### PROBLEMS AND TASKS
[A] Name every stage for which, according to the AutoRAG overview below, AutoRAG connects the required tools.
[B] Extend the AutoRAG overview below, starting right after its final sentence.

### SOURCE DOCUMENT
How AutoRAG works

AutoRAG sets up and manages your RAG pipeline for you. It connects the tools needed for indexing, retrieval, and generation, and keeps everything up to date by syncing with your data with the index regularly. Once set up, AutoRAG indexes your content in the background and responds to queries in real time.

AutoRAG consists of two core processes:

Indexing: An asynchronous background process that monitors your data source for changes and converts your data into vectors for search.
Querying: A synchronous process triggered by user queries. It retrieves the most relevant content and generates context-aware responses.

How indexing works

Indexing begins automatically when you create an AutoRAG instance and connect a data source.

Here is what happens during indexing:

Data ingestion: AutoRAG reads from your connected data source.
Markdown conversion: AutoRAG uses Workers AI’s Markdown Conversion to convert supported data types into structured Markdown. This ensures consistency across diverse file types. For images, Workers AI is used to perform object detection followed by vision-to-language transformation to convert images into Markdown text.

### EXTRACTED MATERIAL
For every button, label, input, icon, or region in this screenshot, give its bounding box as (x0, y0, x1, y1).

---

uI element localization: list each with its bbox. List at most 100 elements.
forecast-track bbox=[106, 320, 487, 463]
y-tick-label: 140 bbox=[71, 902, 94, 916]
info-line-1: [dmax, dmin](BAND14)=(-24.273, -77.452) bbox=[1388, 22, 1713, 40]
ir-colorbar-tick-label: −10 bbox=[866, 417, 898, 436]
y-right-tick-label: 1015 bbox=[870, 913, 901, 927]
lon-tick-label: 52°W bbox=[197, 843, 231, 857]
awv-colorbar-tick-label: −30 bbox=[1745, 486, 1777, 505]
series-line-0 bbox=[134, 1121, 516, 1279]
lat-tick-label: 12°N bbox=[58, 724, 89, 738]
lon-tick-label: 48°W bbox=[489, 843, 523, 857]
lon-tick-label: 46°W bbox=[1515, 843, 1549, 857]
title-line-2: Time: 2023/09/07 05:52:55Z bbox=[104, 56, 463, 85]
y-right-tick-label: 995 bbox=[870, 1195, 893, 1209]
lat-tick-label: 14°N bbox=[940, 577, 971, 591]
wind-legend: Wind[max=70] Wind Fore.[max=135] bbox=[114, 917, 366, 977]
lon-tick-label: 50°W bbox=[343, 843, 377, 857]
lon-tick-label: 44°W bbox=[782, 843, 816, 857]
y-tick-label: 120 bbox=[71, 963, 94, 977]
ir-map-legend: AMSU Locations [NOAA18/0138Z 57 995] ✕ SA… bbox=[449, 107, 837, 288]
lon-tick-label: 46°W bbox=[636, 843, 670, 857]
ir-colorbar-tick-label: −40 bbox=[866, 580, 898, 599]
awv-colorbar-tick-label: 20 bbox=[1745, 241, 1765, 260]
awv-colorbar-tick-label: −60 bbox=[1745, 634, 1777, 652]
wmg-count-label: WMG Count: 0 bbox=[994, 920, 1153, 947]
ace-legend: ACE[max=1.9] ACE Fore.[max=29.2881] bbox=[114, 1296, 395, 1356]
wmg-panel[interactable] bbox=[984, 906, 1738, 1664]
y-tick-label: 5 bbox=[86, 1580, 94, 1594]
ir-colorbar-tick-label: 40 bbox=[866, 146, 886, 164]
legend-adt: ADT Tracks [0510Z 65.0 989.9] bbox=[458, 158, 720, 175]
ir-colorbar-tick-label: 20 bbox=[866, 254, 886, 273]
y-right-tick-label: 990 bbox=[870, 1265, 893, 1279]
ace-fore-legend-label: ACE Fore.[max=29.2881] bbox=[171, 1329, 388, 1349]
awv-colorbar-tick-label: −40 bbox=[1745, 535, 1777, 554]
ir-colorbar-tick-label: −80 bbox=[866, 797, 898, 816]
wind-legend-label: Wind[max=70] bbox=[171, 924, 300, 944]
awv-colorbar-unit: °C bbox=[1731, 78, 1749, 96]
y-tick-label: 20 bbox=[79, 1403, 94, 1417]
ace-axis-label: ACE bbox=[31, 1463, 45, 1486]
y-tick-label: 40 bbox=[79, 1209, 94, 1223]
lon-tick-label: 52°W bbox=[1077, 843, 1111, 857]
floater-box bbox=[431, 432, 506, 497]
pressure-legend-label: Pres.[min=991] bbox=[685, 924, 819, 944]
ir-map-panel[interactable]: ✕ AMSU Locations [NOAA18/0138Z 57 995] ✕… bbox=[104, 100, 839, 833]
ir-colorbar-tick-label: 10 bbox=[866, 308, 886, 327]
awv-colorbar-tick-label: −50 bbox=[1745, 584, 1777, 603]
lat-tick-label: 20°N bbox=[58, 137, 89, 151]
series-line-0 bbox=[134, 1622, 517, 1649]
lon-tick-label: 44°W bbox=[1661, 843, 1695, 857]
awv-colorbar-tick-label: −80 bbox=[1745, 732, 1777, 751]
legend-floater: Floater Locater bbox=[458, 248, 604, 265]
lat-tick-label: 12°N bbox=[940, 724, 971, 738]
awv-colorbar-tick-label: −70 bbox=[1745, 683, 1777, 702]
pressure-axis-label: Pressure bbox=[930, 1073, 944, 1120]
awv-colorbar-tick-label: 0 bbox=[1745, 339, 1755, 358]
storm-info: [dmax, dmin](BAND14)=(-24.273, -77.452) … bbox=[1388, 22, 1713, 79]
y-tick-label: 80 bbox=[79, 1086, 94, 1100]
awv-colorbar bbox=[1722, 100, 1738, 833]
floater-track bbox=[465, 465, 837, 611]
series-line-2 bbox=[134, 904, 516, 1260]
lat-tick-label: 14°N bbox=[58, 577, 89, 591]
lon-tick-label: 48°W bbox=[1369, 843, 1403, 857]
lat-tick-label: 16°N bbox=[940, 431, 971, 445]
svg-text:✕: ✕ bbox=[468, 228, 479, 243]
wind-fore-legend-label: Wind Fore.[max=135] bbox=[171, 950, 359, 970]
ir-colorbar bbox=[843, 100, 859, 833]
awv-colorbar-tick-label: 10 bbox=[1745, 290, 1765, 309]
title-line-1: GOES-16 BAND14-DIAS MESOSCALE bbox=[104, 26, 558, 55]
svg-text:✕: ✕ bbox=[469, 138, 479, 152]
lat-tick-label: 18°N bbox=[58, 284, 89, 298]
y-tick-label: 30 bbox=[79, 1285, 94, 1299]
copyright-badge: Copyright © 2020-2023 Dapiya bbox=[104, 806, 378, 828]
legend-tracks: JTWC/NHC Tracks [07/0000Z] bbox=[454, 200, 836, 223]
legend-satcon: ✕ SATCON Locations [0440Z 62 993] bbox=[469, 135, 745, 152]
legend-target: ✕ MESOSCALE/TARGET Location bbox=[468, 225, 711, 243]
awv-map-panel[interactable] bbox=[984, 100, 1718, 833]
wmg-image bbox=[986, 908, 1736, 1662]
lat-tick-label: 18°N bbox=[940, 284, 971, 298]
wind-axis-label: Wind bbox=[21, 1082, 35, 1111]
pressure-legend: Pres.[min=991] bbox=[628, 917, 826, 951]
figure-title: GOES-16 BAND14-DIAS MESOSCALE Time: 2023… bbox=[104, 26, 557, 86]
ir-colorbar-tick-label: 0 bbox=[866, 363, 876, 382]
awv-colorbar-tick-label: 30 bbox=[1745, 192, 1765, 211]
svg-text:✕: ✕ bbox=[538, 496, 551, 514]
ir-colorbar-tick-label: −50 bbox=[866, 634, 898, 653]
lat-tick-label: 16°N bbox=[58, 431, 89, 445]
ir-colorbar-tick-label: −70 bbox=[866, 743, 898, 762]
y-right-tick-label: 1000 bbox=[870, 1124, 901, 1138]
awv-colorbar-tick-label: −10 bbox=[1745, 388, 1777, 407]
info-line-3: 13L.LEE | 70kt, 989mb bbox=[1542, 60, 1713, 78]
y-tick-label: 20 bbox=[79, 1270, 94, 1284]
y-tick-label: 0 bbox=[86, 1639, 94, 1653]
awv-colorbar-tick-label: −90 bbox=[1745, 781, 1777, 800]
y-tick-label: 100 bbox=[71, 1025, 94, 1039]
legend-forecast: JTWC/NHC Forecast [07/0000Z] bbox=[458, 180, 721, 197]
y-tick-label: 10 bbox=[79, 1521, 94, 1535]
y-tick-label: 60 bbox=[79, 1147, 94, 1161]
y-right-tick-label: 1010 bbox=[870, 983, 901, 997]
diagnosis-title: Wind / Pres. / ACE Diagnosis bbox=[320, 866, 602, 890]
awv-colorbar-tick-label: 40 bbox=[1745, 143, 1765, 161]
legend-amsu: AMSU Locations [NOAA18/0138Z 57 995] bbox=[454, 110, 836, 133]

==

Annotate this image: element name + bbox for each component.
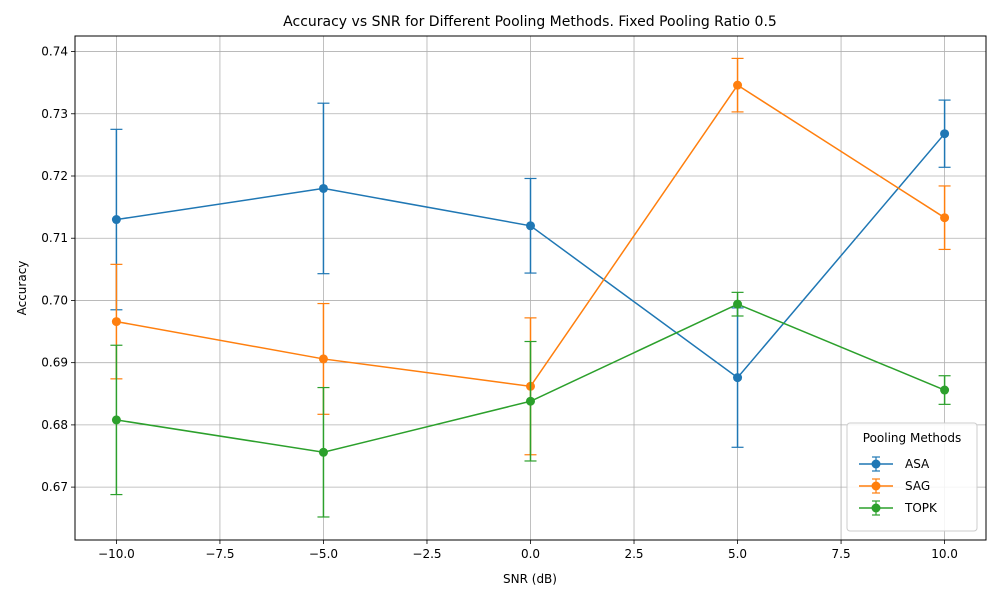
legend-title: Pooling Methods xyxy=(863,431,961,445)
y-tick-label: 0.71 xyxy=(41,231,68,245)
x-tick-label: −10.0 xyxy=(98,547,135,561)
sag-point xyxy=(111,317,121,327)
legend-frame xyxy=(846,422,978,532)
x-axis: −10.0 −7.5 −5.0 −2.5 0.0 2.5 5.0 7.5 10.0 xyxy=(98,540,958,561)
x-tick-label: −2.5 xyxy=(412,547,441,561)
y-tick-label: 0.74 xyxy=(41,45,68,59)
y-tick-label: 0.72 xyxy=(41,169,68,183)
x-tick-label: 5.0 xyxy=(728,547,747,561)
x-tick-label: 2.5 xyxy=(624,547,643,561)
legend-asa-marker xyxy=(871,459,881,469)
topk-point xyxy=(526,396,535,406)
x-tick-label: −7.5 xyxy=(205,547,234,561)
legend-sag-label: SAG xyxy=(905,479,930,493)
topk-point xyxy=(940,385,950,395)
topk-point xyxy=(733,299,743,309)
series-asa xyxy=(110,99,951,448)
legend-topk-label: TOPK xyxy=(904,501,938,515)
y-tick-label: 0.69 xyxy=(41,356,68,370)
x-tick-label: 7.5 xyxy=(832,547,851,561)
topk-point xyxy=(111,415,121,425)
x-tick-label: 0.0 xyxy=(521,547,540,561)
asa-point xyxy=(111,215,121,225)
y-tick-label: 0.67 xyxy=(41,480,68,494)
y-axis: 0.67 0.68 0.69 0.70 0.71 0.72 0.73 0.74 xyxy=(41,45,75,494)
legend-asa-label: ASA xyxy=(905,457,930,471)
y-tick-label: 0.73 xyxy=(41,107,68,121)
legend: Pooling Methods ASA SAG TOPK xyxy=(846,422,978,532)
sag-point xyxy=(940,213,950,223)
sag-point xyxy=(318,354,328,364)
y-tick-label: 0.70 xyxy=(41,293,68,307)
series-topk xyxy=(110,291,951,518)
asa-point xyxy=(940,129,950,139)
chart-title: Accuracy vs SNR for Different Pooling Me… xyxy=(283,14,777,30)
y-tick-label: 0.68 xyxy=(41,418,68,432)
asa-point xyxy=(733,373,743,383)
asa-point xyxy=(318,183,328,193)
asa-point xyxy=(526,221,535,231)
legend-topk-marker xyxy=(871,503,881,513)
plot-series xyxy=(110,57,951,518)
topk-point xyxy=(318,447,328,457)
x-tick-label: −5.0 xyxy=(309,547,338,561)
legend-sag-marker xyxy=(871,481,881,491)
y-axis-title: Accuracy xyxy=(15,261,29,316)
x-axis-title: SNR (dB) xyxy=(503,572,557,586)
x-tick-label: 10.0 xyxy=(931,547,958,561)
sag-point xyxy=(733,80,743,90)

### SOLVED TASKS
[A] Indexing, retrieval, and generation.

[B]
Chunking: The extracted text is chunked into smaller pieces to improve retrieval granularity.
Embedding: Each chunk is embedded using Workers AI’s embedding model to transform the content into vectors.
Vector storage: The resulting vectors, along with metadata like file name, are stored in a the Vectorize database created on your Cloudflare account.

After the initial data set is indexed, AutoRAG will regularly check for updates in your data source (e.g. additions, updates, or deletes) and index changes to ensure your vector database is up to date.

How querying works

Once indexing is complete, AutoRAG is ready to respond to end-user queries in real time.

Here is how the querying pipeline works:

Receive query from AutoRAG API: The query workflow begins when you send a request to either the AutoRAG’s AI Search or Search endpoints.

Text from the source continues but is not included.